Excerpt from a dataset:
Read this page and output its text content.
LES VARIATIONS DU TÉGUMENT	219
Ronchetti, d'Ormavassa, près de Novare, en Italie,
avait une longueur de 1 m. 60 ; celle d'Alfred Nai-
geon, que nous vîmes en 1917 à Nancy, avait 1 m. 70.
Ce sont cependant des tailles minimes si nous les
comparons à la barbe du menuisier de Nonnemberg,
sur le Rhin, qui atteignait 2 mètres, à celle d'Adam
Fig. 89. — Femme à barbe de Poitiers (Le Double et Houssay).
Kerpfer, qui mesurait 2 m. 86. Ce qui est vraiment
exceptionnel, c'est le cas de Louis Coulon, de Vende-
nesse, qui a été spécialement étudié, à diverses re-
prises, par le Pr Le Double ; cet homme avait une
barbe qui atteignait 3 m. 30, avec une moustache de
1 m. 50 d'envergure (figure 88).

WHAT TO DO: Reproduce all of the records exactly.

CORRECT OUTPUT:
Read this page and output its text content.
LES VARIATIONS DU TÉGUMENT	219
Ronchetti, d'Ormavassa, près de Novare, en Italie,
avait une longueur de 1 m. 60 ; celle d'Alfred Nai-
geon, que nous vîmes en 1917 à Nancy, avait 1 m. 70.
Ce sont cependant des tailles minimes si nous les
comparons à la barbe du menuisier de Nonnemberg,
sur le Rhin, qui atteignait 2 mètres, à celle d'Adam
Fig. 89. — Femme à barbe de Poitiers (Le Double et Houssay).
Kerpfer, qui mesurait 2 m. 86. Ce qui est vraiment
exceptionnel, c'est le cas de Louis Coulon, de Vende-
nesse, qui a été spécialement étudié, à diverses re-
prises, par le Pr Le Double ; cet homme avait une
barbe qui atteignait 3 m. 30, avec une moustache de
1 m. 50 d'envergure (figure 88).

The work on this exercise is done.